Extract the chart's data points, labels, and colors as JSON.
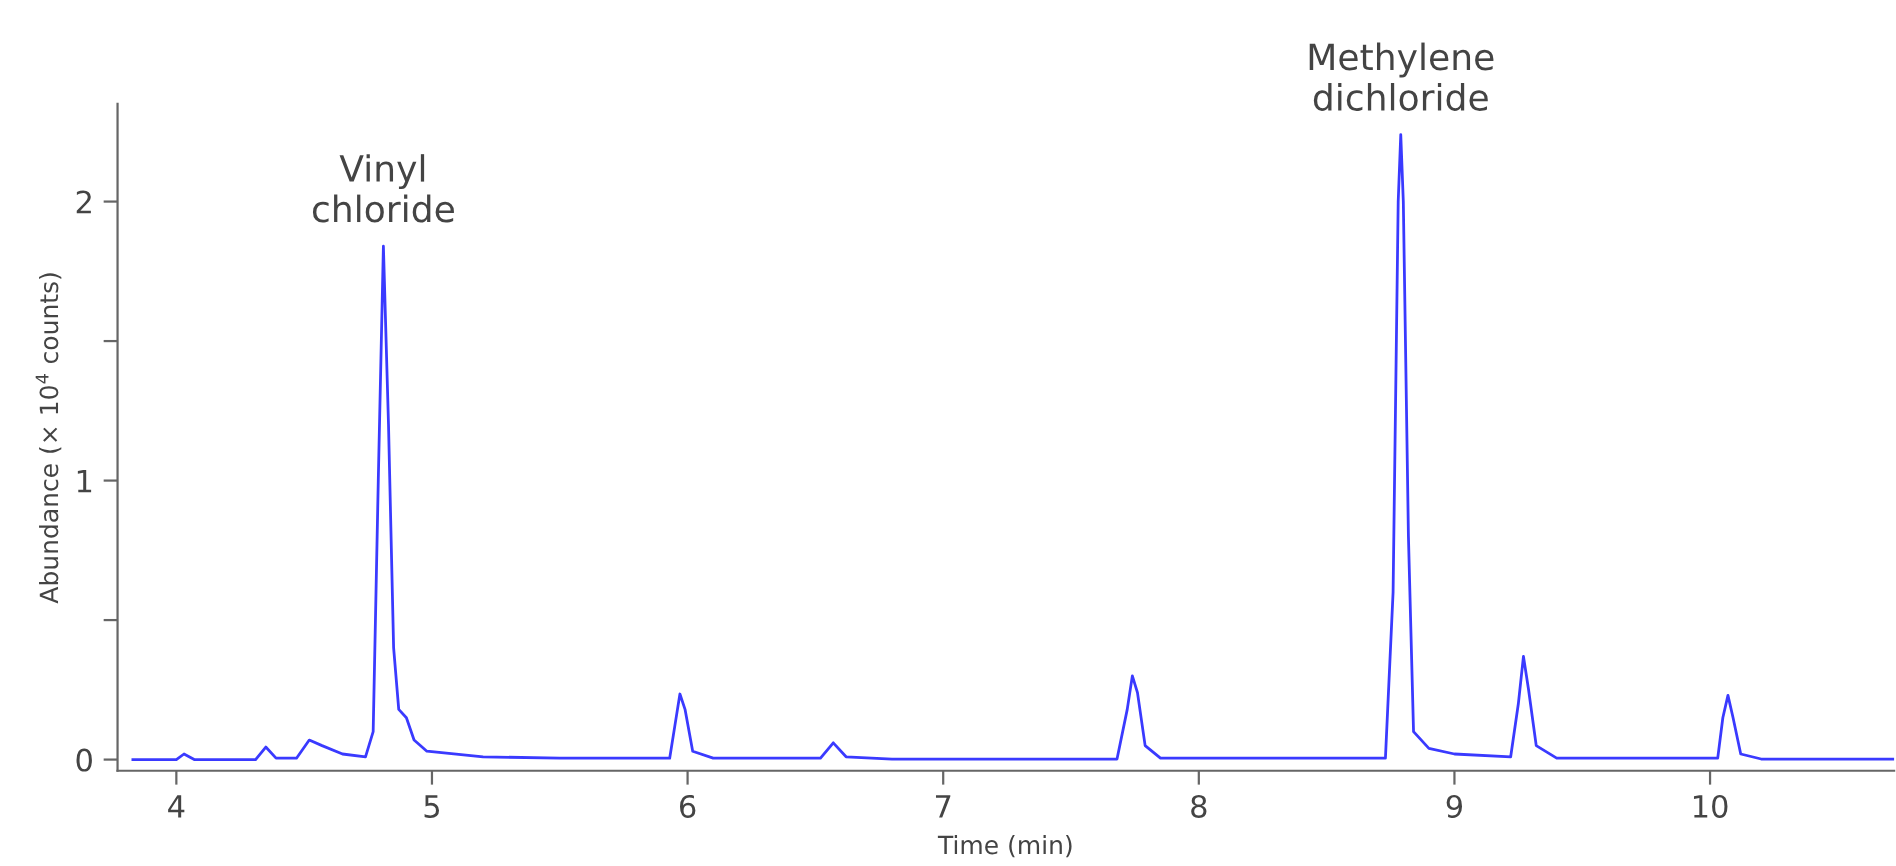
{
  "chart_data": {
    "type": "line",
    "xlabel": "Time (min)",
    "ylabel": "Abundance (× 10$^{4}$ counts)",
    "xlim": [
      3.77,
      10.72
    ],
    "xticks": [
      4,
      5,
      6,
      7,
      8,
      9,
      10
    ],
    "ylim": [
      -0.04,
      2.35
    ],
    "yticks": [
      0,
      {
        "value": 0.5,
        "label": null
      },
      1,
      {
        "value": 1.5,
        "label": null
      },
      2
    ],
    "grid": false,
    "legend": false,
    "marker": "none",
    "line_style": "solid",
    "annotations": [
      {
        "text": "Vinyl\nchloride",
        "x": 4.81,
        "y": 1.84
      },
      {
        "text": "Methylene\ndichloride",
        "x": 8.79,
        "y": 2.24
      }
    ],
    "series": [
      {
        "color": "#3a3aff",
        "x": [
          3.83,
          4.0,
          4.03,
          4.07,
          4.31,
          4.35,
          4.39,
          4.47,
          4.52,
          4.57,
          4.65,
          4.74,
          4.77,
          4.79,
          4.81,
          4.83,
          4.85,
          4.87,
          4.9,
          4.93,
          4.98,
          5.2,
          5.5,
          5.93,
          5.95,
          5.97,
          5.99,
          6.02,
          6.1,
          6.52,
          6.57,
          6.62,
          6.8,
          7.68,
          7.72,
          7.74,
          7.76,
          7.79,
          7.85,
          8.73,
          8.76,
          8.78,
          8.79,
          8.8,
          8.82,
          8.84,
          8.9,
          9.0,
          9.22,
          9.25,
          9.27,
          9.29,
          9.32,
          9.4,
          10.03,
          10.05,
          10.07,
          10.09,
          10.12,
          10.2,
          10.72
        ],
        "values": [
          0.0,
          0.0,
          0.02,
          0.0,
          0.0,
          0.045,
          0.005,
          0.005,
          0.07,
          0.05,
          0.02,
          0.01,
          0.1,
          1.0,
          1.84,
          1.2,
          0.4,
          0.18,
          0.15,
          0.07,
          0.03,
          0.01,
          0.005,
          0.005,
          0.12,
          0.235,
          0.18,
          0.03,
          0.005,
          0.005,
          0.06,
          0.01,
          0.002,
          0.002,
          0.18,
          0.3,
          0.24,
          0.05,
          0.005,
          0.005,
          0.6,
          2.0,
          2.24,
          2.0,
          0.8,
          0.1,
          0.04,
          0.02,
          0.01,
          0.2,
          0.37,
          0.25,
          0.05,
          0.005,
          0.005,
          0.15,
          0.23,
          0.15,
          0.02,
          0.002,
          0.002
        ]
      }
    ]
  }
}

● **PROBLEM REQUIREMENTS**
Using the material above, gather every line that includes "text".

● **EXERCISE SOLUTION**
        "text": "Vinyl\nchloride",
        "text": "Methylene\ndichloride",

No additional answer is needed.